- Task directions
Without the pictures, can you quote each line below exactly?

- Given data
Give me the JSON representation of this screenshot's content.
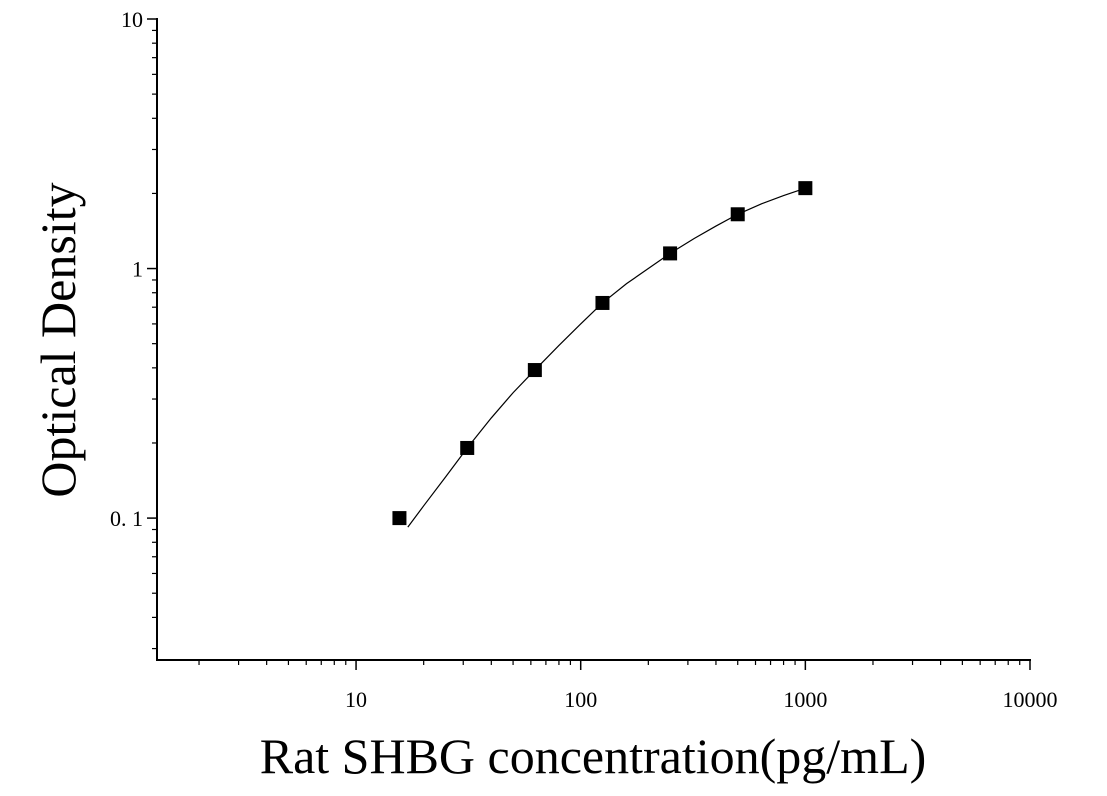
{
  "chart_data": {
    "type": "scatter",
    "xlabel": "Rat SHBG concentration(pg/mL)",
    "ylabel": "Optical Density",
    "x_scale": "log",
    "y_scale": "log",
    "xlim": [
      1.3,
      10000
    ],
    "ylim": [
      0.027,
      10
    ],
    "x_ticks": [
      10,
      100,
      1000,
      10000
    ],
    "x_tick_labels": [
      "10",
      "100",
      "1000",
      "10000"
    ],
    "y_ticks": [
      0.1,
      1,
      10
    ],
    "y_tick_labels": [
      "0. 1",
      "1",
      "10"
    ],
    "grid": false,
    "series": [
      {
        "marker": "square",
        "color": "#000000",
        "points": [
          {
            "x": 15.6,
            "y": 0.1
          },
          {
            "x": 31.25,
            "y": 0.191
          },
          {
            "x": 62.5,
            "y": 0.392
          },
          {
            "x": 125,
            "y": 0.728
          },
          {
            "x": 250,
            "y": 1.15
          },
          {
            "x": 500,
            "y": 1.65
          },
          {
            "x": 1000,
            "y": 2.1
          }
        ]
      }
    ],
    "fit_curve": {
      "color": "#000000",
      "points": [
        {
          "x": 17,
          "y": 0.092
        },
        {
          "x": 20,
          "y": 0.112
        },
        {
          "x": 25,
          "y": 0.146
        },
        {
          "x": 31.25,
          "y": 0.191
        },
        {
          "x": 40,
          "y": 0.252
        },
        {
          "x": 50,
          "y": 0.318
        },
        {
          "x": 62.5,
          "y": 0.392
        },
        {
          "x": 80,
          "y": 0.492
        },
        {
          "x": 100,
          "y": 0.6
        },
        {
          "x": 125,
          "y": 0.728
        },
        {
          "x": 160,
          "y": 0.87
        },
        {
          "x": 200,
          "y": 1.0
        },
        {
          "x": 250,
          "y": 1.15
        },
        {
          "x": 320,
          "y": 1.32
        },
        {
          "x": 400,
          "y": 1.48
        },
        {
          "x": 500,
          "y": 1.65
        },
        {
          "x": 640,
          "y": 1.82
        },
        {
          "x": 800,
          "y": 1.96
        },
        {
          "x": 1000,
          "y": 2.1
        }
      ]
    }
  }
}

- Full output
Give me the JSON representation of this screenshot's content.
{
  "chart_data": {
    "type": "scatter",
    "xlabel": "Rat SHBG concentration(pg/mL)",
    "ylabel": "Optical Density",
    "x_scale": "log",
    "y_scale": "log",
    "xlim": [
      1.3,
      10000
    ],
    "ylim": [
      0.027,
      10
    ],
    "x_ticks": [
      10,
      100,
      1000,
      10000
    ],
    "x_tick_labels": [
      "10",
      "100",
      "1000",
      "10000"
    ],
    "y_ticks": [
      0.1,
      1,
      10
    ],
    "y_tick_labels": [
      "0. 1",
      "1",
      "10"
    ],
    "grid": false,
    "series": [
      {
        "marker": "square",
        "color": "#000000",
        "points": [
          {
            "x": 15.6,
            "y": 0.1
          },
          {
            "x": 31.25,
            "y": 0.191
          },
          {
            "x": 62.5,
            "y": 0.392
          },
          {
            "x": 125,
            "y": 0.728
          },
          {
            "x": 250,
            "y": 1.15
          },
          {
            "x": 500,
            "y": 1.65
          },
          {
            "x": 1000,
            "y": 2.1
          }
        ]
      }
    ],
    "fit_curve": {
      "color": "#000000",
      "points": [
        {
          "x": 17,
          "y": 0.092
        },
        {
          "x": 20,
          "y": 0.112
        },
        {
          "x": 25,
          "y": 0.146
        },
        {
          "x": 31.25,
          "y": 0.191
        },
        {
          "x": 40,
          "y": 0.252
        },
        {
          "x": 50,
          "y": 0.318
        },
        {
          "x": 62.5,
          "y": 0.392
        },
        {
          "x": 80,
          "y": 0.492
        },
        {
          "x": 100,
          "y": 0.6
        },
        {
          "x": 125,
          "y": 0.728
        },
        {
          "x": 160,
          "y": 0.87
        },
        {
          "x": 200,
          "y": 1.0
        },
        {
          "x": 250,
          "y": 1.15
        },
        {
          "x": 320,
          "y": 1.32
        },
        {
          "x": 400,
          "y": 1.48
        },
        {
          "x": 500,
          "y": 1.65
        },
        {
          "x": 640,
          "y": 1.82
        },
        {
          "x": 800,
          "y": 1.96
        },
        {
          "x": 1000,
          "y": 2.1
        }
      ]
    }
  }
}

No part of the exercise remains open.